Bayle Shanks's website: proj-jasper-jasperDataNotes2

---

http://blog.codeclimate.com/blog/2014/06/05/choose-protocol-buffers/

required/optional/repeated are annotations of items in a data structure

numbered fields for versioning

i'm been focusing on graphs/trees/ordered dicts as a generalization of Python's lists and dicts

still, in a way, lists and dicts are nicely complementary ordered dict as faceted dict (the unordered dict facet, and the list facet) so, if you only had unordered dicts, then what would lists buy you? iterators for comprehensive traversal of all items, and ADT destructuring bind (e.g. f(head:tail) = ...)

http://c2.com/cgi/wiki?RelationalLispWeenie

http://c2.com/cgi/wiki?MinimalTable

contrast declarative table access with http://c2.com/cgi/wiki?NavigationalDatabase :

" A term sometimes used to describe NetworkDatabase? (a.k.a. "Codasyl database) and HierarchicalDatabase? systems and techniques. This is because one often has to "navigate" from node to node (object-to-object or record-to-record) by "pointer hopping" or "reference hopping". The navigation is characterized by:

    Explicit directional instructions like "next", "previous", "nextChild", "toParent", etc.,
    Paths (like file paths)
    Common use of explicit (imperative) loops to traverse the structure(s) for aggregate calculations or finding/filtering.

This is in contrast to RelationalDatabase? techniques which tend to use set notation, LogicProgramming?-like or FunctionalProgramming?-like techniques, and the concept of a "table" to logically describe what you want rather than how to navigate to get it. "

---

a relational db can be seen as a generalization of a triplestore to an ntuplestore. But somehow, operations like inner, outer join seem to me to be too low level; sometimes you just want to abstractly consider all available facts about an object; in these cases, the structure in terms of tables should be implicit/lower level. But i guess other times, you want to compute eg a list of all things that a given person has bought.

---

"Pardon me if I'm just sniping on the word "object" here, but if you think of your data as objects then you will find the relational model restrictive.

In my experience, objects are an application concept, closely coupled to an implementation. If you can conceive of your data in implementation-independent terms, i.e. as entities and relationships, then you can put a RDBMS to effective use." -- https://news.ycombinator.com/item?id=8378176

---

http://c2.com/cgi/wiki?AreTablesGeneralPurposeStructures

---

http://www.haskell.org/haskellwiki/Foldable_and_Traversable

---

y'know, using the pandas library was too hard, but a simple step would be just to add names to arrays to make 'data frames', that you could index into using the names instead of the dimensions:

the usual way: 'i'll just remember that dimension 1 (rows) of A is Time and dimension 2 (columns) are things that happen at that time, in order, Heat, Speed' and then:

A[60:1801, 1] (select Speed at times from one minute to half an hour)

Job
Transcribe the data-structure notes above between "a relational db" and "person has bought.", inclusive.

Excerpted records
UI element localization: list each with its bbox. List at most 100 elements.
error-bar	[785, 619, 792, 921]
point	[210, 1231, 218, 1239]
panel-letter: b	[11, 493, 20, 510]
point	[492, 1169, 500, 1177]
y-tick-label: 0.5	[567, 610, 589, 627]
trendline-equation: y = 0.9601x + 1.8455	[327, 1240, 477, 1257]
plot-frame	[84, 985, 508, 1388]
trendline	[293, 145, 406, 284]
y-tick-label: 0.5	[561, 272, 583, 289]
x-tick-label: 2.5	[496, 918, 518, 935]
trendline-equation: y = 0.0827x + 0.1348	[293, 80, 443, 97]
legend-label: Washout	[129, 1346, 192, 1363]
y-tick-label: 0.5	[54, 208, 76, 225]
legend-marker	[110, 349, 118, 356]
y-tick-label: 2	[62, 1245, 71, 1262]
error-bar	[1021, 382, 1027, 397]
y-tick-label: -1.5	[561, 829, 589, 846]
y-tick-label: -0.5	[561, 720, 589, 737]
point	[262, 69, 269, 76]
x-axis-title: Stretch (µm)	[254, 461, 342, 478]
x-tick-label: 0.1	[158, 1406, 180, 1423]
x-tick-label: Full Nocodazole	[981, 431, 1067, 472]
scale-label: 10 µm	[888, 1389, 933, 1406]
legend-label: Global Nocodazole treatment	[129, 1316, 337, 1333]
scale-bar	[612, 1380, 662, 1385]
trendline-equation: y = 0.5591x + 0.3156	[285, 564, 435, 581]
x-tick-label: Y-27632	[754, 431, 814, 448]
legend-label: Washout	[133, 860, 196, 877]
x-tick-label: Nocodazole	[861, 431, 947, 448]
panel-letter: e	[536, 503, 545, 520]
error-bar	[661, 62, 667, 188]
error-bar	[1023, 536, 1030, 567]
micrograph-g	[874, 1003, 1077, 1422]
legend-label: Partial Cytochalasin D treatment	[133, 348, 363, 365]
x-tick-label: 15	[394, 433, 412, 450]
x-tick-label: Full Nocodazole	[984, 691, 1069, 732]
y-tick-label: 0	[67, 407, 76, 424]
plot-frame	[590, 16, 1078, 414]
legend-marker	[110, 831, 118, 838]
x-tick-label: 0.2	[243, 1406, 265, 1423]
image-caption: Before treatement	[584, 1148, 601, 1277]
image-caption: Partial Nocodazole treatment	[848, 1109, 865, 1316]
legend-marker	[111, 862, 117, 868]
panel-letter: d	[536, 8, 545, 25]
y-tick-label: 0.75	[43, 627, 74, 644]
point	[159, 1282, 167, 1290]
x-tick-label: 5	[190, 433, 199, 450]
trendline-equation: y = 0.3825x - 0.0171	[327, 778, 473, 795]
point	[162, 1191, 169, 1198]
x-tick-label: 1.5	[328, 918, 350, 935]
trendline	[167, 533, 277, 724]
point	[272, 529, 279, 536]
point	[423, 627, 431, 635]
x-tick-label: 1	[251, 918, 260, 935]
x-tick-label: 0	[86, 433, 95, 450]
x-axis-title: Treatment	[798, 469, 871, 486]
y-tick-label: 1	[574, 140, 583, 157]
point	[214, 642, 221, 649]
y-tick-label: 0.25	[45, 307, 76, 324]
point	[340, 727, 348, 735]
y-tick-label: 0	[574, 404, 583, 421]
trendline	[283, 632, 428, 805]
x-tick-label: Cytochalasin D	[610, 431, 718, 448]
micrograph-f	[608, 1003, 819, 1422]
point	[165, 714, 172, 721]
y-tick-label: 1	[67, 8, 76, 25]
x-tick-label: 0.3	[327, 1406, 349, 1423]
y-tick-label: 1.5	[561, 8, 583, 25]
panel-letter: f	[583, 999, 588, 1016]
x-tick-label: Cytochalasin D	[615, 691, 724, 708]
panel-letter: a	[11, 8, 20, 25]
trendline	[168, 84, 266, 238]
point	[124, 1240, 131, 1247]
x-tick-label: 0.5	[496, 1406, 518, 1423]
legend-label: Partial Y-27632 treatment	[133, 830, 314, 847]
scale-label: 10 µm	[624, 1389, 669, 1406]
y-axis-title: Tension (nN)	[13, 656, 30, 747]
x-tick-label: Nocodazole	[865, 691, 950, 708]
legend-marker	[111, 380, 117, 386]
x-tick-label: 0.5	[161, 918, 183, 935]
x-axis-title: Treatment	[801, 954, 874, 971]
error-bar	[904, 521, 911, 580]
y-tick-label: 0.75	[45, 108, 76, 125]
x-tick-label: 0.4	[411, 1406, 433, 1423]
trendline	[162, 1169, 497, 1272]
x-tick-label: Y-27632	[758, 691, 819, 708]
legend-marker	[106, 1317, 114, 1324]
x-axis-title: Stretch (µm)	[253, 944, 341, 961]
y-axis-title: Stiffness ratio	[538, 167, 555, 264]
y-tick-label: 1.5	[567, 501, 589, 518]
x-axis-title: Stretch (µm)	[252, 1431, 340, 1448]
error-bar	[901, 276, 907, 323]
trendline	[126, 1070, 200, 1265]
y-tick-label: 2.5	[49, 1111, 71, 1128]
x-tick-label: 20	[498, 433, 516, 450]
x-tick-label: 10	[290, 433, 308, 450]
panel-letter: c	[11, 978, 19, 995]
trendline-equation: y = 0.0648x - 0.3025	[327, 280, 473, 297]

Exercise output
a relational db can be seen as a generalization of a triplestore to an ntuplestore. But somehow, operations like inner, outer join seem to me to be too low level; sometimes you just want to abstractly consider all available facts about an object; in these cases, the structure in terms of tables should be implicit/lower level. But i guess other times, you want to compute eg a list of all things that a given person has bought.